- [Extracted records]
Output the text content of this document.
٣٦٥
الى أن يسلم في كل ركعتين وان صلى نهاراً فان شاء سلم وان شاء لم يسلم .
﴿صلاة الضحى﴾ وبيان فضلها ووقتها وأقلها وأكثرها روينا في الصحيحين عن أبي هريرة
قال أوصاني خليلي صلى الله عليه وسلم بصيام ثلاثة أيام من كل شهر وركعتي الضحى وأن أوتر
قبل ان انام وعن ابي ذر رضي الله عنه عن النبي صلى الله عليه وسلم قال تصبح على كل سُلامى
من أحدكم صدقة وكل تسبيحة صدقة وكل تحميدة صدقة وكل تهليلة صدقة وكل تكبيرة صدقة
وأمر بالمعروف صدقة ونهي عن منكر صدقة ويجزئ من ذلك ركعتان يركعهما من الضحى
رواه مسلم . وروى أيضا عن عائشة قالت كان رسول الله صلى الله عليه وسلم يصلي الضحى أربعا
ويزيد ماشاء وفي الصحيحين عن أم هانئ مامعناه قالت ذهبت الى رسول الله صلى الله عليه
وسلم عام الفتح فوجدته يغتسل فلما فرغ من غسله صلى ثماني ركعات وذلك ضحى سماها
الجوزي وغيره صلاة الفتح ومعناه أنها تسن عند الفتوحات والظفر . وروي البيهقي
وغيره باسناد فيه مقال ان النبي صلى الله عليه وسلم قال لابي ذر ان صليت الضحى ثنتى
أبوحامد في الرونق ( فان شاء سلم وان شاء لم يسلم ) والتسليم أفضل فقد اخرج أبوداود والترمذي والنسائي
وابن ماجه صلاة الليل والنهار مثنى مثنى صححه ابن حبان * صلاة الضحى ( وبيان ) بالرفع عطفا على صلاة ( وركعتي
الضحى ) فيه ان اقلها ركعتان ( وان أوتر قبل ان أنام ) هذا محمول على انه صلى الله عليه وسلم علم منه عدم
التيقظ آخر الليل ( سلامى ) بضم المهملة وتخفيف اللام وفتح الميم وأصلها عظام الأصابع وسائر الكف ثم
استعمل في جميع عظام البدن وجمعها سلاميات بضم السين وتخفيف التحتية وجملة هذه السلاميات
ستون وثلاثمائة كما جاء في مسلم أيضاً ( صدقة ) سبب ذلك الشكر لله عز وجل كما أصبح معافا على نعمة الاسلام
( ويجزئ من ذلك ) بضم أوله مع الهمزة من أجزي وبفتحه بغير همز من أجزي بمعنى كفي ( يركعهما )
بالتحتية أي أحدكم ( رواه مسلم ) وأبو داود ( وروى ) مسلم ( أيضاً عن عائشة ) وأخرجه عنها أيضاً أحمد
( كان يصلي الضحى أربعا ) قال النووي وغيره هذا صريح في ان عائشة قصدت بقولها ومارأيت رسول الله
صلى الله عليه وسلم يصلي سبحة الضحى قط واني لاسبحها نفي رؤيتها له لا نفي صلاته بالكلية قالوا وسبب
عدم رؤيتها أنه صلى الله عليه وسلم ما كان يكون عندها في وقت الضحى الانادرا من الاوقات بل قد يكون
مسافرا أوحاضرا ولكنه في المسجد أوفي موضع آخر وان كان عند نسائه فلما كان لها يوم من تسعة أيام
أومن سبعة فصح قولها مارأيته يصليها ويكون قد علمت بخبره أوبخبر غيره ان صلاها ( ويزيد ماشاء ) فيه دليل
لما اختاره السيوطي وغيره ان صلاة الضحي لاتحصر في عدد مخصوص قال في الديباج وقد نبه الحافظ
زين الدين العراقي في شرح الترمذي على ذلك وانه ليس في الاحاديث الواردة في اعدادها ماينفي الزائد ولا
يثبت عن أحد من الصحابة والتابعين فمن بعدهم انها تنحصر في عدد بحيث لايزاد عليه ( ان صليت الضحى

- [The problem]
Transcribe the data. Leave every line exactly as it is.

- [Output of the task]
Output the text content of this document.
٣٦٥
الى أن يسلم في كل ركعتين وان صلى نهاراً فان شاء سلم وان شاء لم يسلم .
﴿صلاة الضحى﴾ وبيان فضلها ووقتها وأقلها وأكثرها روينا في الصحيحين عن أبي هريرة
قال أوصاني خليلي صلى الله عليه وسلم بصيام ثلاثة أيام من كل شهر وركعتي الضحى وأن أوتر
قبل ان انام وعن ابي ذر رضي الله عنه عن النبي صلى الله عليه وسلم قال تصبح على كل سُلامى
من أحدكم صدقة وكل تسبيحة صدقة وكل تحميدة صدقة وكل تهليلة صدقة وكل تكبيرة صدقة
وأمر بالمعروف صدقة ونهي عن منكر صدقة ويجزئ من ذلك ركعتان يركعهما من الضحى
رواه مسلم . وروى أيضا عن عائشة قالت كان رسول الله صلى الله عليه وسلم يصلي الضحى أربعا
ويزيد ماشاء وفي الصحيحين عن أم هانئ مامعناه قالت ذهبت الى رسول الله صلى الله عليه
وسلم عام الفتح فوجدته يغتسل فلما فرغ من غسله صلى ثماني ركعات وذلك ضحى سماها
الجوزي وغيره صلاة الفتح ومعناه أنها تسن عند الفتوحات والظفر . وروي البيهقي
وغيره باسناد فيه مقال ان النبي صلى الله عليه وسلم قال لابي ذر ان صليت الضحى ثنتى
أبوحامد في الرونق ( فان شاء سلم وان شاء لم يسلم ) والتسليم أفضل فقد اخرج أبوداود والترمذي والنسائي
وابن ماجه صلاة الليل والنهار مثنى مثنى صححه ابن حبان * صلاة الضحى ( وبيان ) بالرفع عطفا على صلاة ( وركعتي
الضحى ) فيه ان اقلها ركعتان ( وان أوتر قبل ان أنام ) هذا محمول على انه صلى الله عليه وسلم علم منه عدم
التيقظ آخر الليل ( سلامى ) بضم المهملة وتخفيف اللام وفتح الميم وأصلها عظام الأصابع وسائر الكف ثم
استعمل في جميع عظام البدن وجمعها سلاميات بضم السين وتخفيف التحتية وجملة هذه السلاميات
ستون وثلاثمائة كما جاء في مسلم أيضاً ( صدقة ) سبب ذلك الشكر لله عز وجل كما أصبح معافا على نعمة الاسلام
( ويجزئ من ذلك ) بضم أوله مع الهمزة من أجزي وبفتحه بغير همز من أجزي بمعنى كفي ( يركعهما )
بالتحتية أي أحدكم ( رواه مسلم ) وأبو داود ( وروى ) مسلم ( أيضاً عن عائشة ) وأخرجه عنها أيضاً أحمد
( كان يصلي الضحى أربعا ) قال النووي وغيره هذا صريح في ان عائشة قصدت بقولها ومارأيت رسول الله
صلى الله عليه وسلم يصلي سبحة الضحى قط واني لاسبحها نفي رؤيتها له لا نفي صلاته بالكلية قالوا وسبب
عدم رؤيتها أنه صلى الله عليه وسلم ما كان يكون عندها في وقت الضحى الانادرا من الاوقات بل قد يكون
مسافرا أوحاضرا ولكنه في المسجد أوفي موضع آخر وان كان عند نسائه فلما كان لها يوم من تسعة أيام
أومن سبعة فصح قولها مارأيته يصليها ويكون قد علمت بخبره أوبخبر غيره ان صلاها ( ويزيد ماشاء ) فيه دليل
لما اختاره السيوطي وغيره ان صلاة الضحي لاتحصر في عدد مخصوص قال في الديباج وقد نبه الحافظ
زين الدين العراقي في شرح الترمذي على ذلك وانه ليس في الاحاديث الواردة في اعدادها ماينفي الزائد ولا
يثبت عن أحد من الصحابة والتابعين فمن بعدهم انها تنحصر في عدد بحيث لايزاد عليه ( ان صليت الضحى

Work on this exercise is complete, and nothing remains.